(EXERCISE REQUIREMENTS): Could you repeat all of the entries below word for word, apart from the pictures?

Segment Start: EXERCISE MATERIALS

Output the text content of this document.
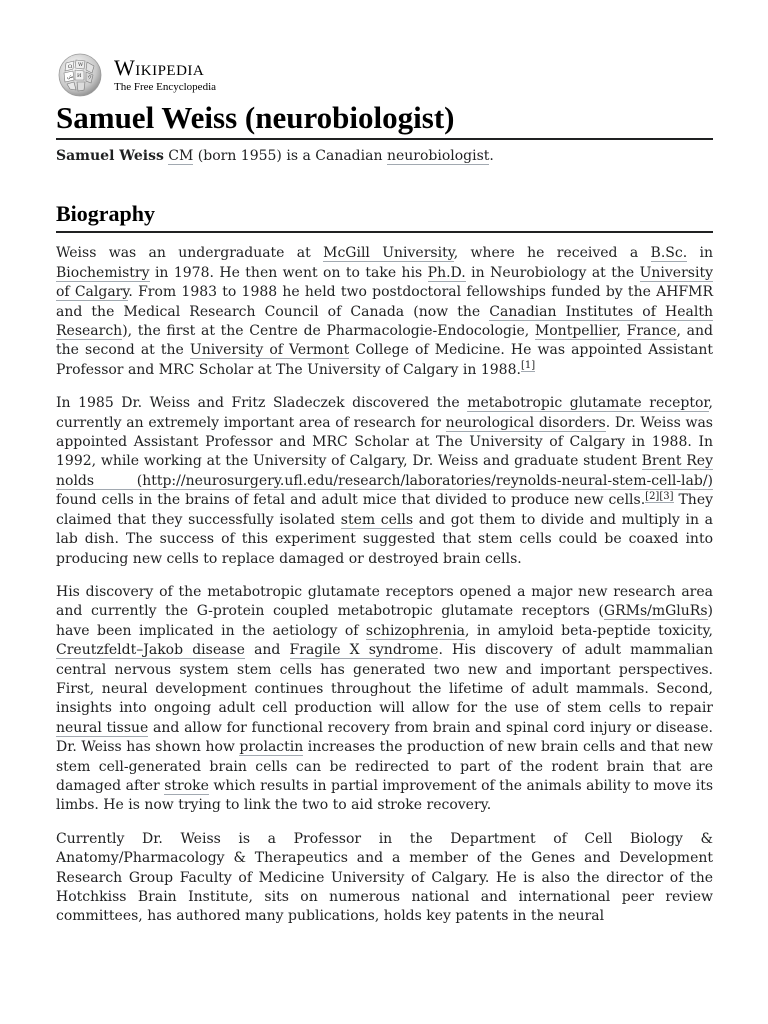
Ω W
И ウ
ش Wikipedia
The Free Encyclopedia
Samuel Weiss (neurobiologist)

Samuel Weiss CM (born 1955) is a Canadian neurobiologist.

Biography

Weiss was an undergraduate at McGill University, where he received a B.Sc. in Biochemistry in 1978. He then went on to take his Ph.D. in Neurobiology at the University of Calgary. From 1983 to 1988 he held two postdoctoral fellowships funded by the AHFMR and the Medical Research Council of Canada (now the Canadian Institutes of Health Research), the first at the Centre de Pharmacologie-Endocologie, Montpellier, France, and the second at the University of Vermont College of Medicine. He was appointed Assistant Professor and MRC Scholar at The University of Calgary in 1988.[1]

In 1985 Dr. Weiss and Fritz Sladeczek discovered the metabotropic glutamate receptor, currently an extremely important area of research for neurological disorders. Dr. Weiss was appointed Assistant Professor and MRC Scholar at The University of Calgary in 1988. In 1992, while working at the University of Calgary, Dr. Weiss and graduate student Brent Reynolds (http://neurosurgery.ufl.edu/research/laboratories/reynolds-neural-stem-cell-lab/) found cells in the brains of fetal and adult mice that divided to produce new cells.[2][3] They claimed that they successfully isolated stem cells and got them to divide and multiply in a lab dish. The success of this experiment suggested that stem cells could be coaxed into producing new cells to replace damaged or destroyed brain cells.

His discovery of the metabotropic glutamate receptors opened a major new research area and currently the G-protein coupled metabotropic glutamate receptors (GRMs/mGluRs) have been implicated in the aetiology of schizophrenia, in amyloid beta-peptide toxicity, Creutzfeldt–Jakob disease and Fragile X syndrome. His discovery of adult mammalian central nervous system stem cells has generated two new and important perspectives. First, neural development continues throughout the lifetime of adult mammals. Second, insights into ongoing adult cell production will allow for the use of stem cells to repair neural tissue and allow for functional recovery from brain and spinal cord injury or disease. Dr. Weiss has shown how prolactin increases the production of new brain cells and that new stem cell-generated brain cells can be redirected to part of the rodent brain that are damaged after stroke which results in partial improvement of the animals ability to move its limbs. He is now trying to link the two to aid stroke recovery.

Currently Dr. Weiss is a Professor in the Department of Cell Biology & Anatomy/Pharmacology & Therapeutics and a member of the Genes and Development Research Group Faculty of Medicine University of Calgary. He is also the director of the Hotchkiss Brain Institute, sits on numerous national and international peer review committees, has authored many publications, holds key patents in the neural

Segment End: EXERCISE MATERIALS

(SOLUTION FOR THIS EXERCISE):
Output the text content of this document.
Ω W
И ウ
ش Wikipedia
The Free Encyclopedia
Samuel Weiss (neurobiologist)

Samuel Weiss CM (born 1955) is a Canadian neurobiologist.

Biography

Weiss was an undergraduate at McGill University, where he received a B.Sc. in Biochemistry in 1978. He then went on to take his Ph.D. in Neurobiology at the University of Calgary. From 1983 to 1988 he held two postdoctoral fellowships funded by the AHFMR and the Medical Research Council of Canada (now the Canadian Institutes of Health Research), the first at the Centre de Pharmacologie-Endocologie, Montpellier, France, and the second at the University of Vermont College of Medicine. He was appointed Assistant Professor and MRC Scholar at The University of Calgary in 1988.[1]

In 1985 Dr. Weiss and Fritz Sladeczek discovered the metabotropic glutamate receptor, currently an extremely important area of research for neurological disorders. Dr. Weiss was appointed Assistant Professor and MRC Scholar at The University of Calgary in 1988. In 1992, while working at the University of Calgary, Dr. Weiss and graduate student Brent Reynolds (http://neurosurgery.ufl.edu/research/laboratories/reynolds-neural-stem-cell-lab/) found cells in the brains of fetal and adult mice that divided to produce new cells.[2][3] They claimed that they successfully isolated stem cells and got them to divide and multiply in a lab dish. The success of this experiment suggested that stem cells could be coaxed into producing new cells to replace damaged or destroyed brain cells.

His discovery of the metabotropic glutamate receptors opened a major new research area and currently the G-protein coupled metabotropic glutamate receptors (GRMs/mGluRs) have been implicated in the aetiology of schizophrenia, in amyloid beta-peptide toxicity, Creutzfeldt–Jakob disease and Fragile X syndrome. His discovery of adult mammalian central nervous system stem cells has generated two new and important perspectives. First, neural development continues throughout the lifetime of adult mammals. Second, insights into ongoing adult cell production will allow for the use of stem cells to repair neural tissue and allow for functional recovery from brain and spinal cord injury or disease. Dr. Weiss has shown how prolactin increases the production of new brain cells and that new stem cell-generated brain cells can be redirected to part of the rodent brain that are damaged after stroke which results in partial improvement of the animals ability to move its limbs. He is now trying to link the two to aid stroke recovery.

Currently Dr. Weiss is a Professor in the Department of Cell Biology & Anatomy/Pharmacology & Therapeutics and a member of the Genes and Development Research Group Faculty of Medicine University of Calgary. He is also the director of the Hotchkiss Brain Institute, sits on numerous national and international peer review committees, has authored many publications, holds key patents in the neural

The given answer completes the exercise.